**Data to use:**

======

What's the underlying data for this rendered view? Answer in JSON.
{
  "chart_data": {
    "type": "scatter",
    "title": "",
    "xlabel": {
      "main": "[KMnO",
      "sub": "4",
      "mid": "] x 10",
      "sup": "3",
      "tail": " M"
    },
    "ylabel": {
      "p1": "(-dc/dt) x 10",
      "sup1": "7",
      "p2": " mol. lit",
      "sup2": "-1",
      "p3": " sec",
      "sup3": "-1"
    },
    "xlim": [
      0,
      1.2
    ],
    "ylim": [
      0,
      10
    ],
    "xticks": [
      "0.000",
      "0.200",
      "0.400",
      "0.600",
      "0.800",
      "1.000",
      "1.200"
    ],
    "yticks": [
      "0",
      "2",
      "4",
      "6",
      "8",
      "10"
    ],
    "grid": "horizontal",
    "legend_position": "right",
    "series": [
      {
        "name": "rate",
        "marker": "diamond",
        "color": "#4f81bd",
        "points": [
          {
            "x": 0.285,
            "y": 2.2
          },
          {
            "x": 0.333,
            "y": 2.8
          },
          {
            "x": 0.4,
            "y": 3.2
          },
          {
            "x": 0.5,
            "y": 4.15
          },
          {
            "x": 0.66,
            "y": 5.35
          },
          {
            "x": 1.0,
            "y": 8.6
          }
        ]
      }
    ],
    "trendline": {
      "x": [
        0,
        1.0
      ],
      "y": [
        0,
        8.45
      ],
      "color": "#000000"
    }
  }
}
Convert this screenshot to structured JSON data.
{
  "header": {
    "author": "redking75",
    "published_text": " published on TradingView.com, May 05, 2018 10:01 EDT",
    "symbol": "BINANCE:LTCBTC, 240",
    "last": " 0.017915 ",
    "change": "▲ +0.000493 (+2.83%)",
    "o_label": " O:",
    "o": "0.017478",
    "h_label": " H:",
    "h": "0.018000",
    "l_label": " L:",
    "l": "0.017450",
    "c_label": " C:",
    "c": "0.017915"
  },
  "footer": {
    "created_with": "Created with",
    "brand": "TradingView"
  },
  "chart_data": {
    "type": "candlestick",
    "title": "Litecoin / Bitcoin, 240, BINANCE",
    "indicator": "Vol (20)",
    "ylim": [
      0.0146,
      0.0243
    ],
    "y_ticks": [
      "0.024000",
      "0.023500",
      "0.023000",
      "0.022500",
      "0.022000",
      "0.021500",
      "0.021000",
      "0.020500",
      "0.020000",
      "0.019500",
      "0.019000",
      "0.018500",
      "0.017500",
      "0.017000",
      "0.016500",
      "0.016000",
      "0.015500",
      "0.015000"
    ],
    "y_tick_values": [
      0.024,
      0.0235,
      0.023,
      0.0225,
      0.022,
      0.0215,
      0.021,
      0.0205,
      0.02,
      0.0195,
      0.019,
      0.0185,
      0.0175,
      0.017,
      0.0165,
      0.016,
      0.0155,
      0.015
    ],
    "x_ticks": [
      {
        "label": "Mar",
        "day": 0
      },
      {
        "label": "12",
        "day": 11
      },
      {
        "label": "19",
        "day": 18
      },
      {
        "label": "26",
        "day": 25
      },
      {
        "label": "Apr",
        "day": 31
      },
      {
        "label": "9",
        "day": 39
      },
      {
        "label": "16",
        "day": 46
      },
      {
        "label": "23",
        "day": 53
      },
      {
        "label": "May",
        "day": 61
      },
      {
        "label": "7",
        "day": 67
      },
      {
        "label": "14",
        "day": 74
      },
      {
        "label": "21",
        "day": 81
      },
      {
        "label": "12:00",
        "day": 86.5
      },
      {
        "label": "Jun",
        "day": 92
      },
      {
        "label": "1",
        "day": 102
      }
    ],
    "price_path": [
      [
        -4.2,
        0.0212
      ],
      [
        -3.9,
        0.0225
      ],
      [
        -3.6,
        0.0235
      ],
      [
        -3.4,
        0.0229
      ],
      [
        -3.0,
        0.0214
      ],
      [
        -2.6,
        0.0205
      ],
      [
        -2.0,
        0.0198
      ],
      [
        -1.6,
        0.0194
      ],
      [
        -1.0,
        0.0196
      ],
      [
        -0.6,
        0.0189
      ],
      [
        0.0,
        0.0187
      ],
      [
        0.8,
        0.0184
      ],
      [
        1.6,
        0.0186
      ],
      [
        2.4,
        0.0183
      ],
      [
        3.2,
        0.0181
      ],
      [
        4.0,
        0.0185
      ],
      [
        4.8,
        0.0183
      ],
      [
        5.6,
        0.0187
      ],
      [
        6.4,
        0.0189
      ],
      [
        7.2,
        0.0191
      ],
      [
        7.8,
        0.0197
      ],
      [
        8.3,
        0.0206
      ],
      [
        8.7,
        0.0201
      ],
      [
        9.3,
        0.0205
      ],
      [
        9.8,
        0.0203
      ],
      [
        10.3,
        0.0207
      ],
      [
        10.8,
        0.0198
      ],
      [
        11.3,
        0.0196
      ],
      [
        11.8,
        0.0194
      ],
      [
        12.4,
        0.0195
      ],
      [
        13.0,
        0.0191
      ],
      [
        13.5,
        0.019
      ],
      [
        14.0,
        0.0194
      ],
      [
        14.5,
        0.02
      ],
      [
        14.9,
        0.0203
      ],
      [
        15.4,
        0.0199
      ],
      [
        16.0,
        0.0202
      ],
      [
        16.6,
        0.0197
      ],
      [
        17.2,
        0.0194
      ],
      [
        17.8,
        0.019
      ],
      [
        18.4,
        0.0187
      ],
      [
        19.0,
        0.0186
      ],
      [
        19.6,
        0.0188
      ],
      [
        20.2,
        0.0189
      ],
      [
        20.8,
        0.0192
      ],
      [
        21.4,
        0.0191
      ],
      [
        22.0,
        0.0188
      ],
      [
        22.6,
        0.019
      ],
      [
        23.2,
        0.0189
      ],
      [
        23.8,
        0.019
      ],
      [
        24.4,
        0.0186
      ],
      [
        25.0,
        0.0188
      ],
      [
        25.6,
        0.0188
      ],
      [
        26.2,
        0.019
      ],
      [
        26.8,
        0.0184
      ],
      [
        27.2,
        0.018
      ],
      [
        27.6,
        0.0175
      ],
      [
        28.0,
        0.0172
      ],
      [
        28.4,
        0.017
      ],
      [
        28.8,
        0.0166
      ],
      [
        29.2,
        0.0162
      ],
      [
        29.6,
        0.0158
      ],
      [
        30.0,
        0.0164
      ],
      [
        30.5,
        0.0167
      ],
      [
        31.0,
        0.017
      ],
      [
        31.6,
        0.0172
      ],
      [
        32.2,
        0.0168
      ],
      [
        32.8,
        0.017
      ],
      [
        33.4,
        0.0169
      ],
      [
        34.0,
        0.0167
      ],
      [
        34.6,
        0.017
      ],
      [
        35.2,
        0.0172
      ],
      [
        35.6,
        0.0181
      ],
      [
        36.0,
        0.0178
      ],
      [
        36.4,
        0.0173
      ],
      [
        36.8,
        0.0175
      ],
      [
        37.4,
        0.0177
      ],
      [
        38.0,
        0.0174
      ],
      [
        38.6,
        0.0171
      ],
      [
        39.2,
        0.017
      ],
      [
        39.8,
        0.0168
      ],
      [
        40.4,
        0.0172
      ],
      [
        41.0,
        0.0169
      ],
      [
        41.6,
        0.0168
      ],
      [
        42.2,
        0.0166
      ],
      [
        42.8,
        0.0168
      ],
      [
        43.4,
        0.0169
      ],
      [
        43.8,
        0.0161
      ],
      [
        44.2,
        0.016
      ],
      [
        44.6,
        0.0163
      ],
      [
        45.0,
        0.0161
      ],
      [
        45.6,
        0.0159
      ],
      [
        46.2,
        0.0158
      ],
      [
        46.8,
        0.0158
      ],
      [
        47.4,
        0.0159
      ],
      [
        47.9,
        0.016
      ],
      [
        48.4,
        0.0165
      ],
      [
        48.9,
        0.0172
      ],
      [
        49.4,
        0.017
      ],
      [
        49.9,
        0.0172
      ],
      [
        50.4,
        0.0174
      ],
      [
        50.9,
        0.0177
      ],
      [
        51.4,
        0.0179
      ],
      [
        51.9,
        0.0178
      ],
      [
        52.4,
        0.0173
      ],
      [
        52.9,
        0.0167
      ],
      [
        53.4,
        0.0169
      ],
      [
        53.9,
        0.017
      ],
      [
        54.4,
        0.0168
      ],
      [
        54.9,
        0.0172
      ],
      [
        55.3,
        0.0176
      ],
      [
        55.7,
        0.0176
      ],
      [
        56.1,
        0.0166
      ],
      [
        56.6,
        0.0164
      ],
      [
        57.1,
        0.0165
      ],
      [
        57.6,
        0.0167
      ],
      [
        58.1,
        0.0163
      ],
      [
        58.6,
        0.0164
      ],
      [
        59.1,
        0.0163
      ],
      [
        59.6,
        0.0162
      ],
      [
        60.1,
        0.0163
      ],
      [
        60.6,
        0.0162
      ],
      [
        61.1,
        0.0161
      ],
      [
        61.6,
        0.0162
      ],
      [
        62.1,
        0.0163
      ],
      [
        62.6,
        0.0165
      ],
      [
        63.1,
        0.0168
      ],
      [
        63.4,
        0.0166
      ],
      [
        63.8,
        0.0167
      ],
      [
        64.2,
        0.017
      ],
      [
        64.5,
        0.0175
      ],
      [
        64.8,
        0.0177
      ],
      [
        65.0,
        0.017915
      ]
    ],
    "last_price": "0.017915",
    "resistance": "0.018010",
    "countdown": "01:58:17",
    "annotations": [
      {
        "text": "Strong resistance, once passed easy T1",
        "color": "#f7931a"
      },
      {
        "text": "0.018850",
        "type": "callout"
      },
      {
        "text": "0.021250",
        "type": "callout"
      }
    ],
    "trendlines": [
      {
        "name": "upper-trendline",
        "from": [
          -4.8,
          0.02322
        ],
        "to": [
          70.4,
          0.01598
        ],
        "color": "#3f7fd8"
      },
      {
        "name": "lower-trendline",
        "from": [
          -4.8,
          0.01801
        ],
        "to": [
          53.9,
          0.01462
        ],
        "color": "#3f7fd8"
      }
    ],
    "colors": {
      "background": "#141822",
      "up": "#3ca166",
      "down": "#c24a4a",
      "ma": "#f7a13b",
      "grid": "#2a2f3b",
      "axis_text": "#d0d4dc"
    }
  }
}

======

**Goal:**
Filter out every line that lacks the word "type", and copy the rest.

**Correct answer:**
    "type": "scatter",
    "type": "candlestick",
        "type": "callout"
        "type": "callout"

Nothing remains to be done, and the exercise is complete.